>> begin RECORDED DATA

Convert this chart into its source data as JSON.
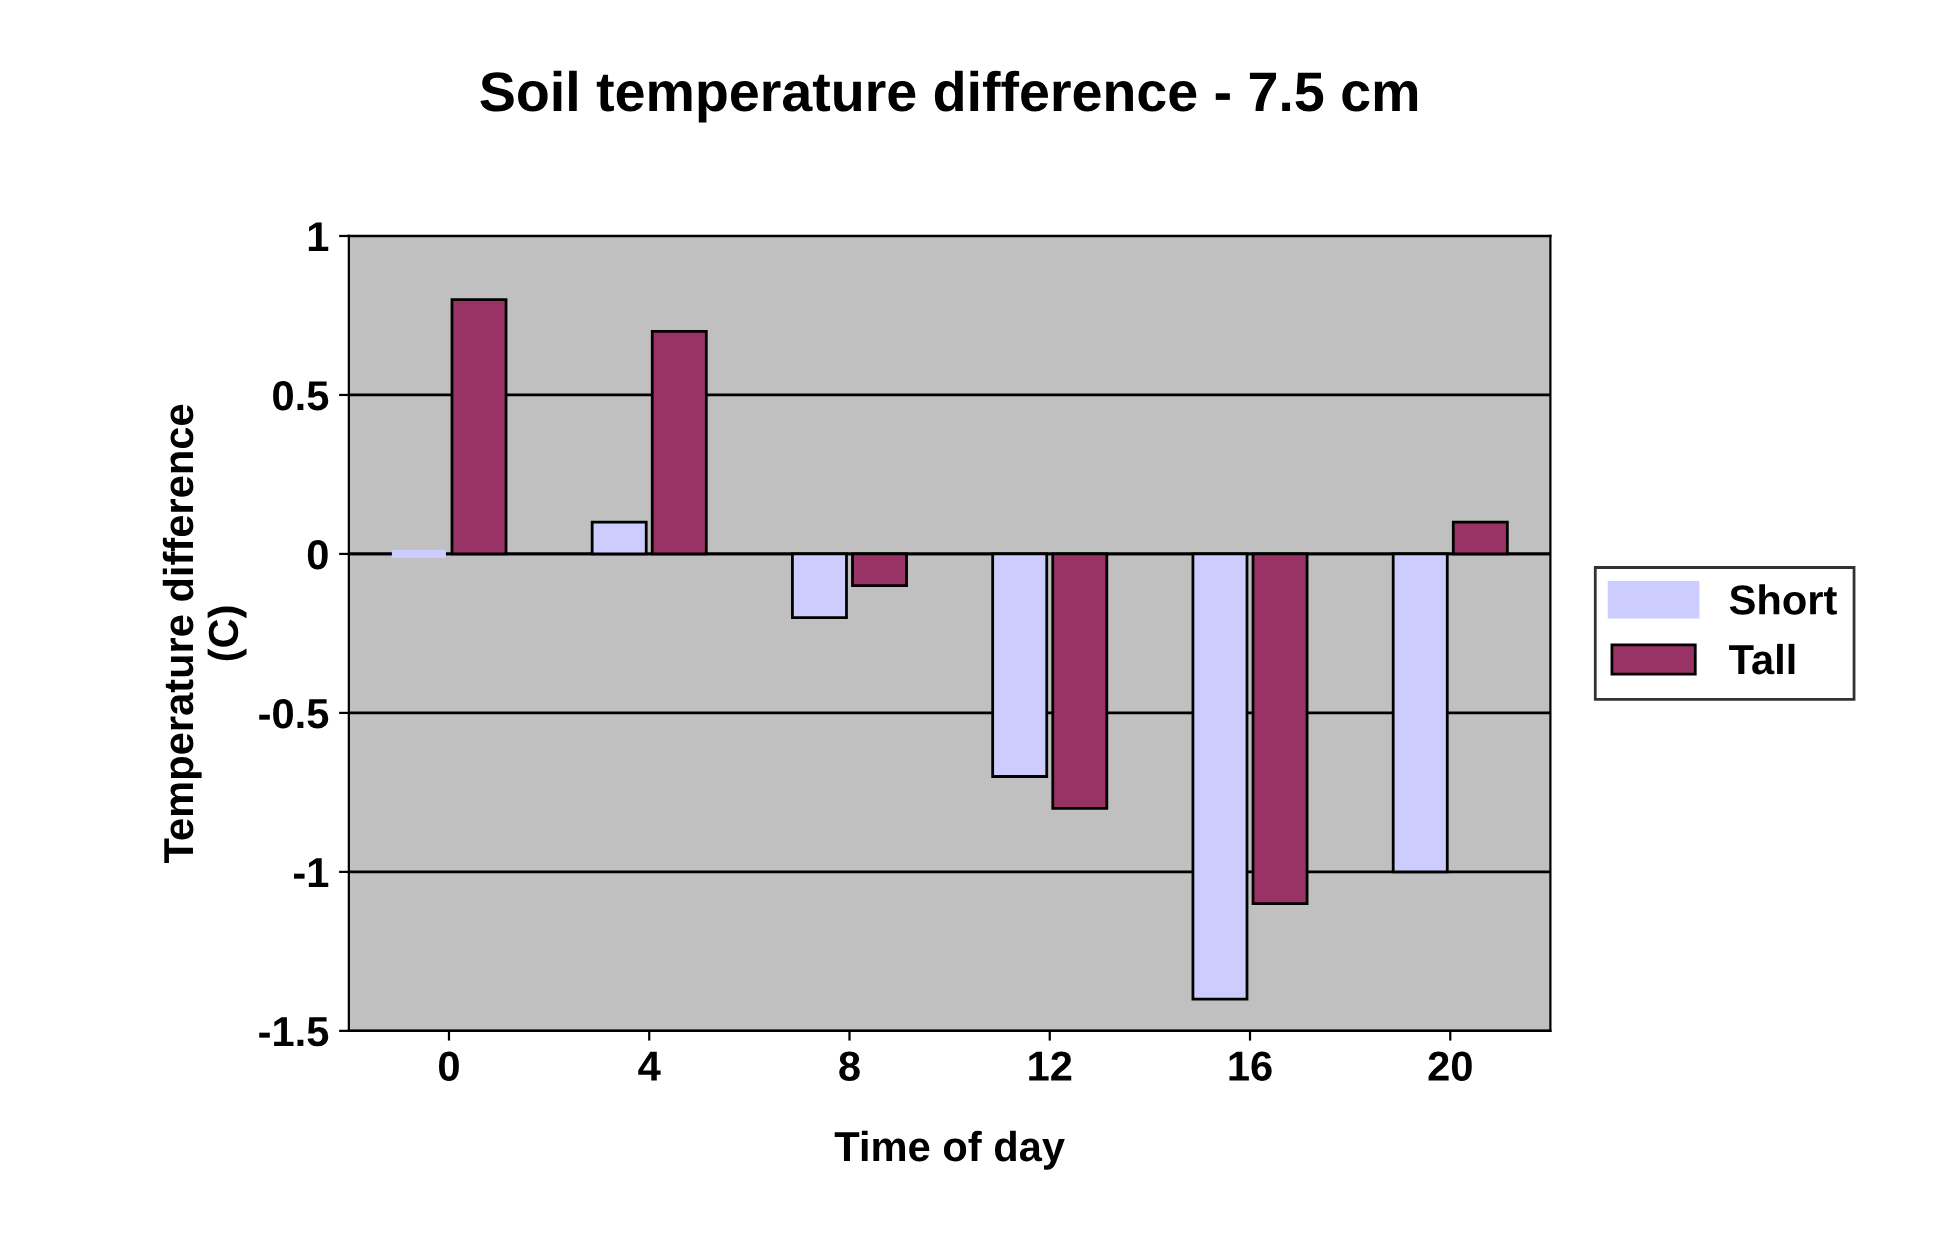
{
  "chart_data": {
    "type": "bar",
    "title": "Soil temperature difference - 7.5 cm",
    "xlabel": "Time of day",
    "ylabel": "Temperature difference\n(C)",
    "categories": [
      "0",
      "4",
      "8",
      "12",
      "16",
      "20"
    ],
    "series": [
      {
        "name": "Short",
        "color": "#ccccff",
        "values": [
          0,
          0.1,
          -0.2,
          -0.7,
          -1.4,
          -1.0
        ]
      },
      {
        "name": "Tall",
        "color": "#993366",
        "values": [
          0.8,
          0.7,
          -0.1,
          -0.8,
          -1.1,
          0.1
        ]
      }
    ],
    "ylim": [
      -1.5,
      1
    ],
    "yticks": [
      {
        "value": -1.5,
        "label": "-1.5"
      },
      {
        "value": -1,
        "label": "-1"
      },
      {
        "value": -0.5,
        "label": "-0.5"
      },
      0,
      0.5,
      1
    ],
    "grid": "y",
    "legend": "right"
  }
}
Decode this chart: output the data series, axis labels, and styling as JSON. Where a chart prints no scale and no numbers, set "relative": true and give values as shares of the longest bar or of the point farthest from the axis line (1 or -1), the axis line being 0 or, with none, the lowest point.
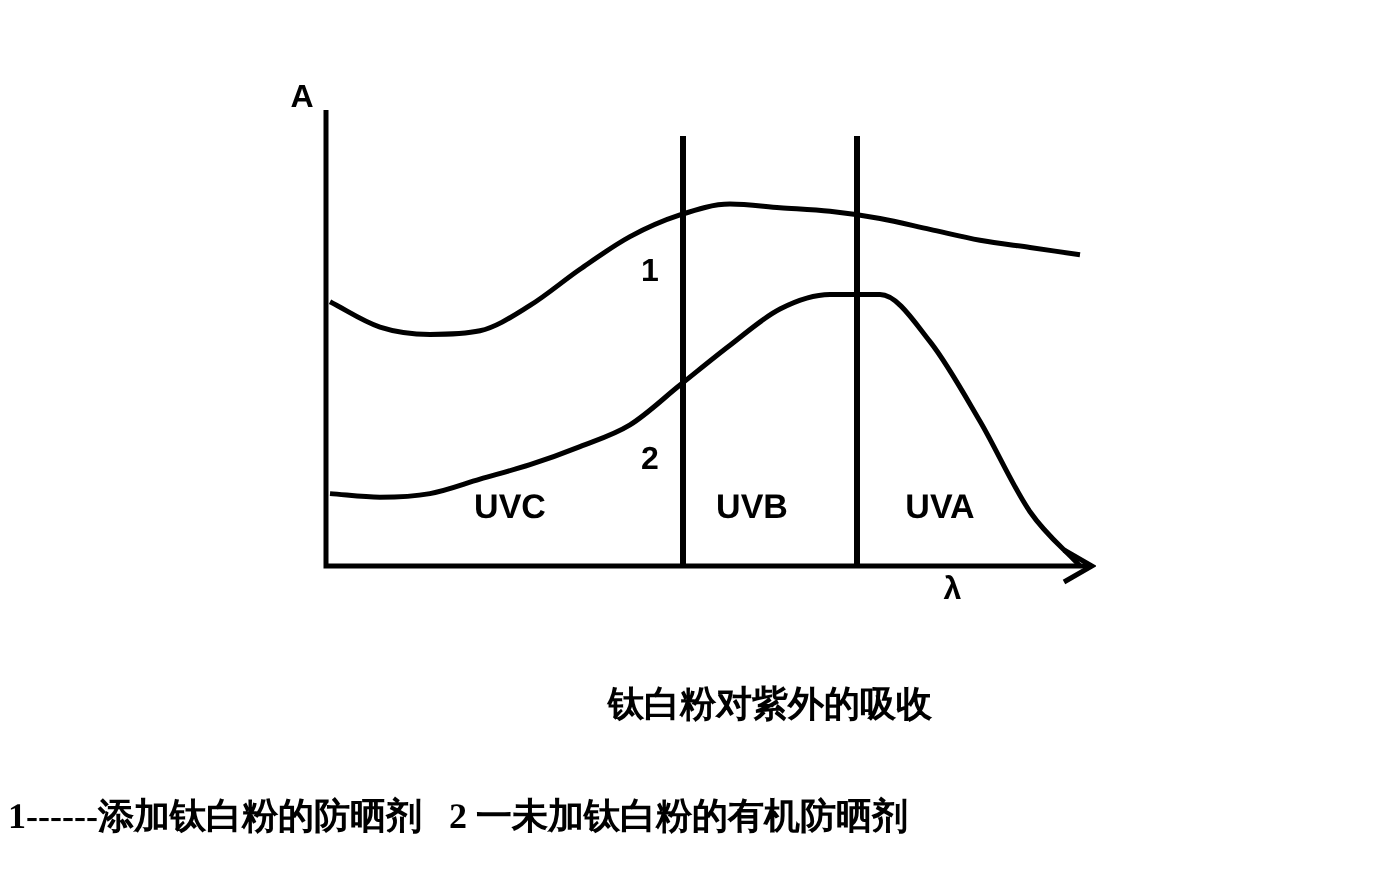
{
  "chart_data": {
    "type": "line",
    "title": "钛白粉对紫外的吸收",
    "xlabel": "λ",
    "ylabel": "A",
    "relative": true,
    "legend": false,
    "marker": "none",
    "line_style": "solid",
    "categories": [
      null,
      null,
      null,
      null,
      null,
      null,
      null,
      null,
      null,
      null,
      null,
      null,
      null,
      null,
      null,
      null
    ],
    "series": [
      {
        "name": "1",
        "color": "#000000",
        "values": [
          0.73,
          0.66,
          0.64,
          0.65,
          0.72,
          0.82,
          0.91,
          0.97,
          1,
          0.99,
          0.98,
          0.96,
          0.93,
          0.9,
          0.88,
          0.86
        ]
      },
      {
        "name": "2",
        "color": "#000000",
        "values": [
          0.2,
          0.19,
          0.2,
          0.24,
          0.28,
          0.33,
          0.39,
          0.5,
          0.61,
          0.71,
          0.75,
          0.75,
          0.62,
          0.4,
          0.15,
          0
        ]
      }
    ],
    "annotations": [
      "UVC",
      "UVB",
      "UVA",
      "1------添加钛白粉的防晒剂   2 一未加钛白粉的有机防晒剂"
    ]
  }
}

>> end RECORDED DATA

WRITTEN INSTRUCTION:
Reproduce the entries above word for word. Pictures stay out.

ANSWER BELOW:
Convert this chart into its source data as JSON.
{
  "chart_data": {
    "type": "bar",
    "title": "Soil temperature difference - 7.5 cm",
    "xlabel": "Time of day",
    "ylabel": "Temperature difference\n(C)",
    "categories": [
      "0",
      "4",
      "8",
      "12",
      "16",
      "20"
    ],
    "series": [
      {
        "name": "Short",
        "color": "#ccccff",
        "values": [
          0,
          0.1,
          -0.2,
          -0.7,
          -1.4,
          -1.0
        ]
      },
      {
        "name": "Tall",
        "color": "#993366",
        "values": [
          0.8,
          0.7,
          -0.1,
          -0.8,
          -1.1,
          0.1
        ]
      }
    ],
    "ylim": [
      -1.5,
      1
    ],
    "yticks": [
      {
        "value": -1.5,
        "label": "-1.5"
      },
      {
        "value": -1,
        "label": "-1"
      },
      {
        "value": -0.5,
        "label": "-0.5"
      },
      0,
      0.5,
      1
    ],
    "grid": "y",
    "legend": "right"
  }
}
Decode this chart: output the data series, axis labels, and styling as JSON. Where a chart prints no scale and no numbers, set "relative": true and give values as shares of the longest bar or of the point farthest from the axis line (1 or -1), the axis line being 0 or, with none, the lowest point.
{
  "chart_data": {
    "type": "line",
    "title": "钛白粉对紫外的吸收",
    "xlabel": "λ",
    "ylabel": "A",
    "relative": true,
    "legend": false,
    "marker": "none",
    "line_style": "solid",
    "categories": [
      null,
      null,
      null,
      null,
      null,
      null,
      null,
      null,
      null,
      null,
      null,
      null,
      null,
      null,
      null,
      null
    ],
    "series": [
      {
        "name": "1",
        "color": "#000000",
        "values": [
          0.73,
          0.66,
          0.64,
          0.65,
          0.72,
          0.82,
          0.91,
          0.97,
          1,
          0.99,
          0.98,
          0.96,
          0.93,
          0.9,
          0.88,
          0.86
        ]
      },
      {
        "name": "2",
        "color": "#000000",
        "values": [
          0.2,
          0.19,
          0.2,
          0.24,
          0.28,
          0.33,
          0.39,
          0.5,
          0.61,
          0.71,
          0.75,
          0.75,
          0.62,
          0.4,
          0.15,
          0
        ]
      }
    ],
    "annotations": [
      "UVC",
      "UVB",
      "UVA",
      "1------添加钛白粉的防晒剂   2 一未加钛白粉的有机防晒剂"
    ]
  }
}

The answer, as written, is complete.